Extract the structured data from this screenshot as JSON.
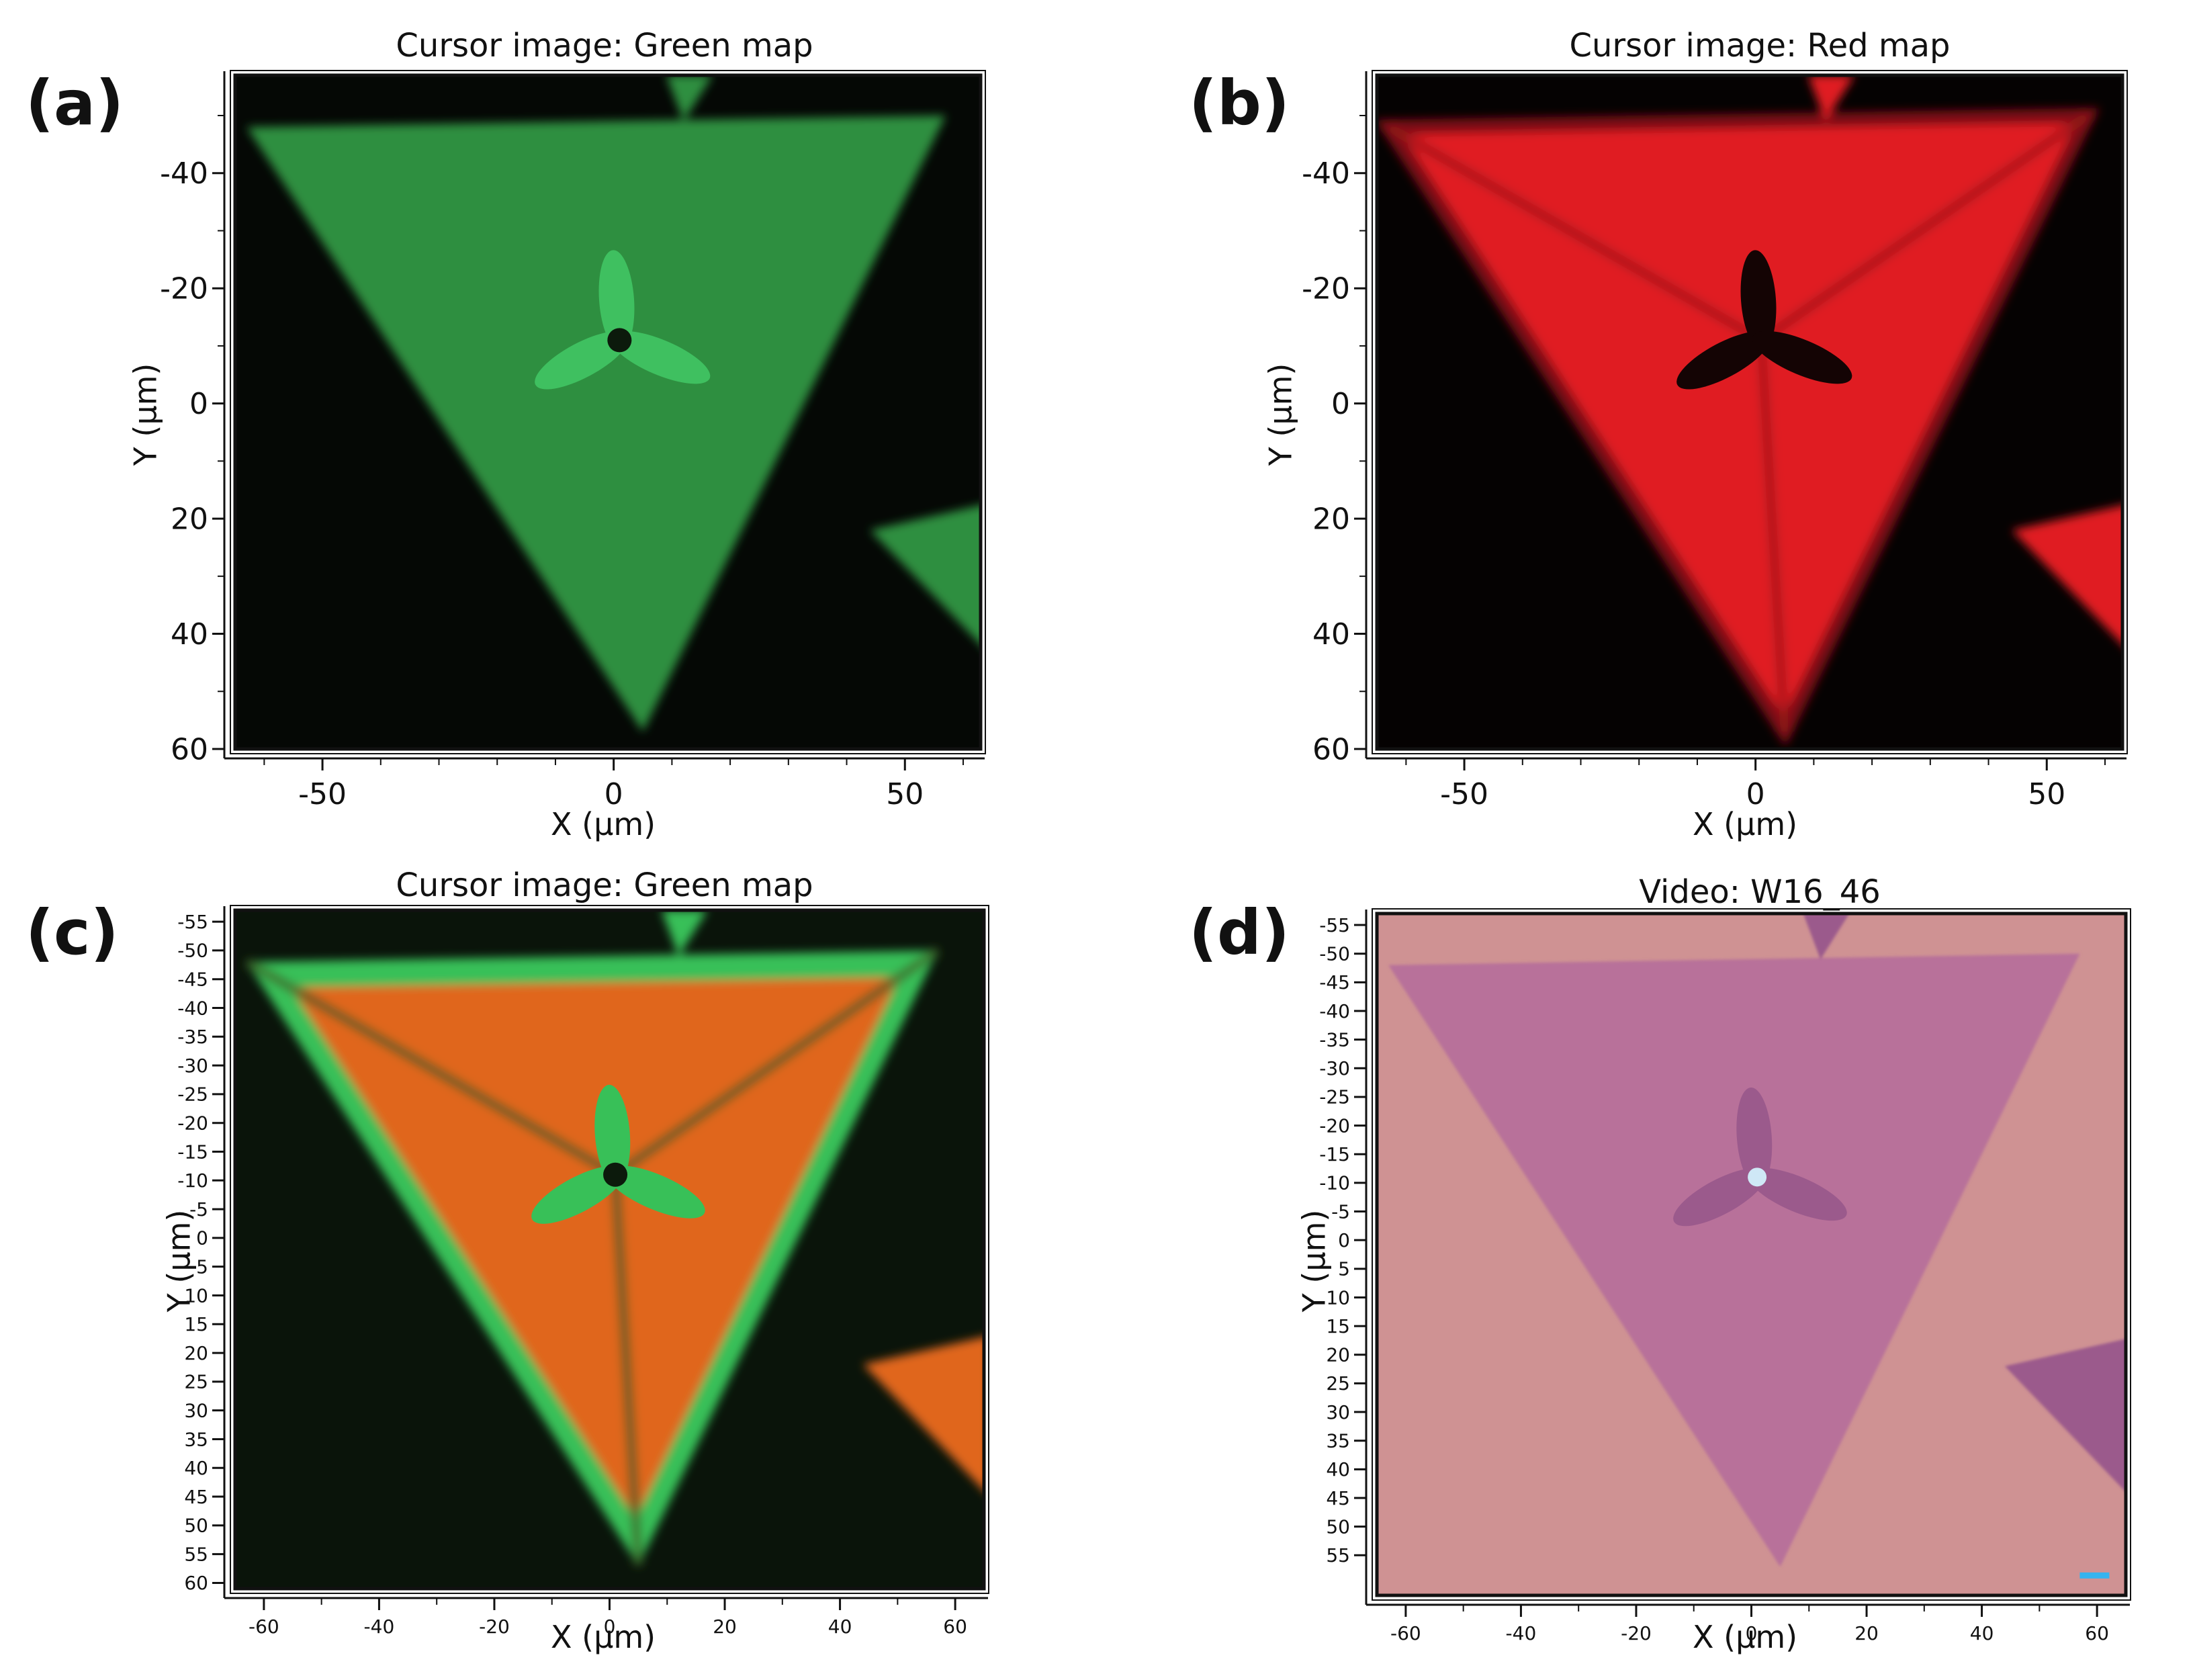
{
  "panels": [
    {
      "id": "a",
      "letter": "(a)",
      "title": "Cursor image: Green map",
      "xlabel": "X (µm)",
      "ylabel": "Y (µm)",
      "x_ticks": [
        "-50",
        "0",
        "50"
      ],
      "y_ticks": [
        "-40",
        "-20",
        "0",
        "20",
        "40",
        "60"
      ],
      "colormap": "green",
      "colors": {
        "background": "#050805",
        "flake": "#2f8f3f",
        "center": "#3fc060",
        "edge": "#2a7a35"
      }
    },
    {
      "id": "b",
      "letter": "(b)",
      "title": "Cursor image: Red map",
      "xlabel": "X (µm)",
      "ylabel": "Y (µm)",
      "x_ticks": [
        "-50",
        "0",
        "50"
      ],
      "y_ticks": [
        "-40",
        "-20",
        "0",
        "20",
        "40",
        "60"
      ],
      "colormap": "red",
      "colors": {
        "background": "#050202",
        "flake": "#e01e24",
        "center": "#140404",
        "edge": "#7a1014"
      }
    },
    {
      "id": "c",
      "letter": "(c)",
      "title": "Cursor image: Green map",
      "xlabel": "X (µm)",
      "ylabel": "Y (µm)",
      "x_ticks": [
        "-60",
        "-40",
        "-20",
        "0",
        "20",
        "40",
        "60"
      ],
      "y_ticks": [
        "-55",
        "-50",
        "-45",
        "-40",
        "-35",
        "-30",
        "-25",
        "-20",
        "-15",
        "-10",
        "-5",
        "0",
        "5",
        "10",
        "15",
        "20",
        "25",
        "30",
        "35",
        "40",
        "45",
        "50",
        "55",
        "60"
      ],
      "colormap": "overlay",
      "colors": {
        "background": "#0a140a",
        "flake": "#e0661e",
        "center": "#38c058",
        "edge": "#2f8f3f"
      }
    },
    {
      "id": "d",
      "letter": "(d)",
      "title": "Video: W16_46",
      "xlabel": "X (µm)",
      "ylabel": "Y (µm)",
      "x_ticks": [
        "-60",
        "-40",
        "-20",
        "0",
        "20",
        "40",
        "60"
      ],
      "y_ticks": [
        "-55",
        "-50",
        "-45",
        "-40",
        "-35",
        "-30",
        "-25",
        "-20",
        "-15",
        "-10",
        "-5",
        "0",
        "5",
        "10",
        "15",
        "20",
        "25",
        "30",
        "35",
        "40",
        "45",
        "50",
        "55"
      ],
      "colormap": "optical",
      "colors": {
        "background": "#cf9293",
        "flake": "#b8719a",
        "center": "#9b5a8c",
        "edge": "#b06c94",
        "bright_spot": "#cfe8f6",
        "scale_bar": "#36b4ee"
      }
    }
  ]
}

> [Given instruction]:
Identify each line holding the string "background", and copy it out.

> [The reply]:
        "background": "#050805",
        "background": "#050202",
        "background": "#0a140a",
        "background": "#cf9293",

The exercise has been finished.